▶ _Problem requirements_: Below is a listing. Gather each line of it that contains "medicines".

(Dataset entries on figures)
§

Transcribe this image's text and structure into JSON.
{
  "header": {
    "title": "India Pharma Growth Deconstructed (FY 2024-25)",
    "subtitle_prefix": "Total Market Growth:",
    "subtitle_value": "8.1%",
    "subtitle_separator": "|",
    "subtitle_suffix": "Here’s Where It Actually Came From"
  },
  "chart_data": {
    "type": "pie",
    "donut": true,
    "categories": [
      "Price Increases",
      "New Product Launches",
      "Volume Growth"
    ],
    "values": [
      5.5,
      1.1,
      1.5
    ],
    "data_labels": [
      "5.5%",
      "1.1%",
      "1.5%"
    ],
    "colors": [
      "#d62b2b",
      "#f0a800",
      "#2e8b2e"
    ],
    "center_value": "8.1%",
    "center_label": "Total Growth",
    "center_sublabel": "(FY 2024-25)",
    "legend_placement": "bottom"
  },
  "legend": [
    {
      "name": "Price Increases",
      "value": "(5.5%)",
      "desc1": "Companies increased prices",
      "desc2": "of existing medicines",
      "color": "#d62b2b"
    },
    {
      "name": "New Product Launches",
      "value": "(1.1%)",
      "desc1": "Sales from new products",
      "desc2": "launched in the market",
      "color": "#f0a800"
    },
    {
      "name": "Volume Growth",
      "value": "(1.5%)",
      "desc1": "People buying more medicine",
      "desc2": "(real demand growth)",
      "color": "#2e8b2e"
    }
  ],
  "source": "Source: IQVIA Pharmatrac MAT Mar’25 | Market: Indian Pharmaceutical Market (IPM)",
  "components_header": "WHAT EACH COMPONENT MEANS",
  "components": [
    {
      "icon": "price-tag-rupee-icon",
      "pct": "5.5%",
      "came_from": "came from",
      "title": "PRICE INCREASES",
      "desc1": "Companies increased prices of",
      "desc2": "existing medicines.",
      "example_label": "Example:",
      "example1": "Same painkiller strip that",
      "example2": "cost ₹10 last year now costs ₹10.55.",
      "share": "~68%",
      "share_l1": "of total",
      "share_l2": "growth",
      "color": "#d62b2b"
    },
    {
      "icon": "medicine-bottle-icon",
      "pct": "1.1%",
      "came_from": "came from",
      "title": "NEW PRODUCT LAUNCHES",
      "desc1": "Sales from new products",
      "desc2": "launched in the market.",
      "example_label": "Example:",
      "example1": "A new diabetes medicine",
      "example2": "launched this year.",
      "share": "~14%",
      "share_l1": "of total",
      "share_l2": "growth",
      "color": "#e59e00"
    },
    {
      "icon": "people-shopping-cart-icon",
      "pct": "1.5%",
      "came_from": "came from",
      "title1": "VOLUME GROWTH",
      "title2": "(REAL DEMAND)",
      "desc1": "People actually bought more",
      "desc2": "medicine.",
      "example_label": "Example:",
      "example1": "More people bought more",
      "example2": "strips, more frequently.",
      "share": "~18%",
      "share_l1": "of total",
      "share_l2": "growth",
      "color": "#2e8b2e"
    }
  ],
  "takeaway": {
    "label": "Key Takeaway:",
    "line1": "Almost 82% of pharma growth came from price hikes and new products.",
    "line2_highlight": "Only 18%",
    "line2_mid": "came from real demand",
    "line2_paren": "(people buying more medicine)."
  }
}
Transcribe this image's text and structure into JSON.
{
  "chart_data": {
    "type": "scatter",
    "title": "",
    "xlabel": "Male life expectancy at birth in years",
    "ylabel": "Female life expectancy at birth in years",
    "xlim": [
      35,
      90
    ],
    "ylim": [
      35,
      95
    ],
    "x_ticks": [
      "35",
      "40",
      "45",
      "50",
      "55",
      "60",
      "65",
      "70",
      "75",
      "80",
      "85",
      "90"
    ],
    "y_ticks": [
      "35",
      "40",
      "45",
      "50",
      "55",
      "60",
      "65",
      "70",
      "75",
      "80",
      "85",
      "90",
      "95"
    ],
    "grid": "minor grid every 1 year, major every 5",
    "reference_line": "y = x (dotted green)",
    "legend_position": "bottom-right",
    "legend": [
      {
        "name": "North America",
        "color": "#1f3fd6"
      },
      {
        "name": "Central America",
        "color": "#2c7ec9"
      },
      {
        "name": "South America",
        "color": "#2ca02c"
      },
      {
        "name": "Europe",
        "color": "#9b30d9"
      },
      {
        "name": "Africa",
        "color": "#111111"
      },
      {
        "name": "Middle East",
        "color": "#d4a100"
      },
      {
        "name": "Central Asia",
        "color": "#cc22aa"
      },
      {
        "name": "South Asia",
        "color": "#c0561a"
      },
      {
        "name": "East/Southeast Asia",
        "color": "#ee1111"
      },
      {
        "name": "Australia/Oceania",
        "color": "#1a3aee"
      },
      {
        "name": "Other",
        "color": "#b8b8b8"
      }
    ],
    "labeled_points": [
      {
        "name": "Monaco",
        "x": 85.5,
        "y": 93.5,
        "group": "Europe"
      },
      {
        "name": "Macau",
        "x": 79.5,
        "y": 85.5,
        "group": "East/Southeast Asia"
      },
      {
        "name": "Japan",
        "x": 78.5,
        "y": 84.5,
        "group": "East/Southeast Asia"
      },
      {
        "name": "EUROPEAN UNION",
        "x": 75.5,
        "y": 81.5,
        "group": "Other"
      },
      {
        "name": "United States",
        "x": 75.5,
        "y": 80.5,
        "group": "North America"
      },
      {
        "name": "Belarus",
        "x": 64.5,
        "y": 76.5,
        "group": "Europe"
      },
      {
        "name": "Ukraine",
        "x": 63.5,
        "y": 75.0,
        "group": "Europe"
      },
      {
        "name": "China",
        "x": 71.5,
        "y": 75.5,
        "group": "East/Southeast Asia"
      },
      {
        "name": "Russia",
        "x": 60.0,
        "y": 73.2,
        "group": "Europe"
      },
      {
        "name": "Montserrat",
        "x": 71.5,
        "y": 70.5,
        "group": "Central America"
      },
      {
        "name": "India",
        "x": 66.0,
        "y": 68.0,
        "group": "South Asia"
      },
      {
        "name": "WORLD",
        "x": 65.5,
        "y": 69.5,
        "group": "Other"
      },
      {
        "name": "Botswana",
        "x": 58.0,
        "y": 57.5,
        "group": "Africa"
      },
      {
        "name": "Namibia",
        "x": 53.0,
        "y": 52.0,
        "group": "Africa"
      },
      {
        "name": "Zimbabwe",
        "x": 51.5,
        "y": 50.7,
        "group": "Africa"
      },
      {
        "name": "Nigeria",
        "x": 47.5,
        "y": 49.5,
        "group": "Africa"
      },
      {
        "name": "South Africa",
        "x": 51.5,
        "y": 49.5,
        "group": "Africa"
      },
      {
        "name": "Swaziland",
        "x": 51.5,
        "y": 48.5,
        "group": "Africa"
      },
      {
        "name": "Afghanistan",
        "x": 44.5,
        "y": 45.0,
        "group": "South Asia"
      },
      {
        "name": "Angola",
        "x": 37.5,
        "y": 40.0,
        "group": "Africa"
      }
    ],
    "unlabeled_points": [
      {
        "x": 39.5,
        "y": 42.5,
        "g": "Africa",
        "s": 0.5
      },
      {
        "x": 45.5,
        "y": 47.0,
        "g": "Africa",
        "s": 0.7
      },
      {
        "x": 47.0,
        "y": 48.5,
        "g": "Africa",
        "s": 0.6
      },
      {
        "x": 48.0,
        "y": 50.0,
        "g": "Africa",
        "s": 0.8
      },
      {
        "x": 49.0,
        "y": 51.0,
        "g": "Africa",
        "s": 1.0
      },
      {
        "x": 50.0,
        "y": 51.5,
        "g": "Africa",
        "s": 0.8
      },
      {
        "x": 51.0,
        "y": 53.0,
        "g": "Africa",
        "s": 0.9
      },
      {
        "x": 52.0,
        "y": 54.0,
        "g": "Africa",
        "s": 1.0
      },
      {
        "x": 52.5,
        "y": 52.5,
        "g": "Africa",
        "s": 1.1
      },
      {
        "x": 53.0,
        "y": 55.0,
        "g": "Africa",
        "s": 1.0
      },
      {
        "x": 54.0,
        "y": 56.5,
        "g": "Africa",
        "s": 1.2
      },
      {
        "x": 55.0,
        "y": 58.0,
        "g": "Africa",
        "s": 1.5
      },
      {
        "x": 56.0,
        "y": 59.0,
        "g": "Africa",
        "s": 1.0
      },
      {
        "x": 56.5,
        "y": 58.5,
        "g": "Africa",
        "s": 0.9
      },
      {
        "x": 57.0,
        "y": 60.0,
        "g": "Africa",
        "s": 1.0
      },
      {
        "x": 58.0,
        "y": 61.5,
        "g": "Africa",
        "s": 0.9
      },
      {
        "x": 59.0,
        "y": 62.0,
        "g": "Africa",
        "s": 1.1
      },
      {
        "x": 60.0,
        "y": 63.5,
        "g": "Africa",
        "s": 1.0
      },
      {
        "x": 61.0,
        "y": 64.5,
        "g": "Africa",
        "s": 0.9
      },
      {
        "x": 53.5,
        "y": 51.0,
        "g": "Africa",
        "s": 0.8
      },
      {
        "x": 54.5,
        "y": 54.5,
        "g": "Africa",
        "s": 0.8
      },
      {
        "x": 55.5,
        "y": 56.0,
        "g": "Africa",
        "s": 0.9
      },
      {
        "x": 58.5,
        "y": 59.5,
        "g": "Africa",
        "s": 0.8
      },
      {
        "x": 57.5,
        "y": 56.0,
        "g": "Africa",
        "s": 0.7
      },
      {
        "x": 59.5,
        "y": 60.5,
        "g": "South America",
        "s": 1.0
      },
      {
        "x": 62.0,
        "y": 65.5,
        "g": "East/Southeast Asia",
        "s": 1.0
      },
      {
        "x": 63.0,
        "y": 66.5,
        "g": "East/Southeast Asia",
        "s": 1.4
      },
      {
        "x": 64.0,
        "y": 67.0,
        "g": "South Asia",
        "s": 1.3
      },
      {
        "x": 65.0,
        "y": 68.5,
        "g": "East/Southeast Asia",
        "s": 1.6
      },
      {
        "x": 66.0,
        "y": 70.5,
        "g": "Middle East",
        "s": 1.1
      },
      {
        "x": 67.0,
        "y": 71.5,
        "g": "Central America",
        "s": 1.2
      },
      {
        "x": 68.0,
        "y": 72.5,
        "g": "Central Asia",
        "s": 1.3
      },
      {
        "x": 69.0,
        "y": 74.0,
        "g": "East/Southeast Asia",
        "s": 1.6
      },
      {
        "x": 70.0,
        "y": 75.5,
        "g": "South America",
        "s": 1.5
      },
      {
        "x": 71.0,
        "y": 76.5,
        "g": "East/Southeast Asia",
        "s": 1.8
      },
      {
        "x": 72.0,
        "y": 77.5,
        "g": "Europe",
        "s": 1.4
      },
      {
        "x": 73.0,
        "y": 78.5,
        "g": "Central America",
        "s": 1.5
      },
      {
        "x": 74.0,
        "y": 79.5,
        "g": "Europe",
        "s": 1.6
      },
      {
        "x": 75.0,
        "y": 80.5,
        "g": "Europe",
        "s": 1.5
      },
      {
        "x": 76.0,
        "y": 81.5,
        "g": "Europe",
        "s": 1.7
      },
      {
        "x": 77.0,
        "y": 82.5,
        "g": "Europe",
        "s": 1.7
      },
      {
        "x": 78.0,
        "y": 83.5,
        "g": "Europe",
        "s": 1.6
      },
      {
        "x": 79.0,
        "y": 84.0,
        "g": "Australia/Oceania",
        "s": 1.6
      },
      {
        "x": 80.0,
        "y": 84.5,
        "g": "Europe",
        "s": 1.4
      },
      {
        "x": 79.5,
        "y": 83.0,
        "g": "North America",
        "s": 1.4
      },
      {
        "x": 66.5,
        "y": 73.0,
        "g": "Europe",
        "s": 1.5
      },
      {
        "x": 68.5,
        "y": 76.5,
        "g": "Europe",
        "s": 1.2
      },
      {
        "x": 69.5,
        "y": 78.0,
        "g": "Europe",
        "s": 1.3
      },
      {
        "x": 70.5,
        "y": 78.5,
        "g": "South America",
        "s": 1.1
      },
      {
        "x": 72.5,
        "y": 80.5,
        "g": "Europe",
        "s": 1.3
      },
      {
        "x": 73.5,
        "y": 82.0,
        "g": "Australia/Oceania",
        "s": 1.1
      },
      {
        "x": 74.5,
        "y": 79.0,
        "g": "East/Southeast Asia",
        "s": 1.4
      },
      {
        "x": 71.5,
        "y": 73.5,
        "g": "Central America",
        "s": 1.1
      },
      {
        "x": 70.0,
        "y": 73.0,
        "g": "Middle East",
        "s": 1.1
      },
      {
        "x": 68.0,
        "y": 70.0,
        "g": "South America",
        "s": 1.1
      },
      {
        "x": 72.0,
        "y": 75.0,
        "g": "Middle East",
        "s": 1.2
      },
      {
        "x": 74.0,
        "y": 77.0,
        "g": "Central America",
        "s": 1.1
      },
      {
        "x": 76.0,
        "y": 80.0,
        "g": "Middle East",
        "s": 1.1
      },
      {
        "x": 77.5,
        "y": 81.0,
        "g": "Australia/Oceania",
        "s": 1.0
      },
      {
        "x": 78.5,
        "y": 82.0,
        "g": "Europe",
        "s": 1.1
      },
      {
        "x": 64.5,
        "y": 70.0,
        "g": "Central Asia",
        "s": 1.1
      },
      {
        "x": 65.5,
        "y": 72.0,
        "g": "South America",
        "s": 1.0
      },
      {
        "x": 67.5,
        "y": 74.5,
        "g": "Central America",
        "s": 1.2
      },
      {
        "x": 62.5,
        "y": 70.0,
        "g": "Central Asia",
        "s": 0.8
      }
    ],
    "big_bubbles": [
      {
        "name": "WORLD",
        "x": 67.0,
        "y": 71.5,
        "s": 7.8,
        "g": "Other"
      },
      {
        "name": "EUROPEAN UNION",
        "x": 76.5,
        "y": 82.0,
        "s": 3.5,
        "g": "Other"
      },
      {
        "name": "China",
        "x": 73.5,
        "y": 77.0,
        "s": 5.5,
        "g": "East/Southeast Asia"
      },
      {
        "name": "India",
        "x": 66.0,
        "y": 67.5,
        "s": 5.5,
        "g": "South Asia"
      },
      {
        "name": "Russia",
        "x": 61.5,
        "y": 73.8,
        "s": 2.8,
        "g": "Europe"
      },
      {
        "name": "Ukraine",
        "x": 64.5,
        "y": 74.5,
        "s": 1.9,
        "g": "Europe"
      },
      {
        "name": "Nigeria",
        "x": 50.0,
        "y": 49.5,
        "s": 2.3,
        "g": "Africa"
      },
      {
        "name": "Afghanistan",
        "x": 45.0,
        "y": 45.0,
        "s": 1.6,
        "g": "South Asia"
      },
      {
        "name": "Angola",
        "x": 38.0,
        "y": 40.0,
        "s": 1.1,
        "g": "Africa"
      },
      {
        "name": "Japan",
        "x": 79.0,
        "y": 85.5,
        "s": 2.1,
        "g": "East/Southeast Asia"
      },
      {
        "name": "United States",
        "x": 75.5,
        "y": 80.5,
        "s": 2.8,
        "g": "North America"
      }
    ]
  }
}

§

▶ _Response to this exercise_:
      "desc2": "of existing medicines",
      "desc2": "existing medicines.",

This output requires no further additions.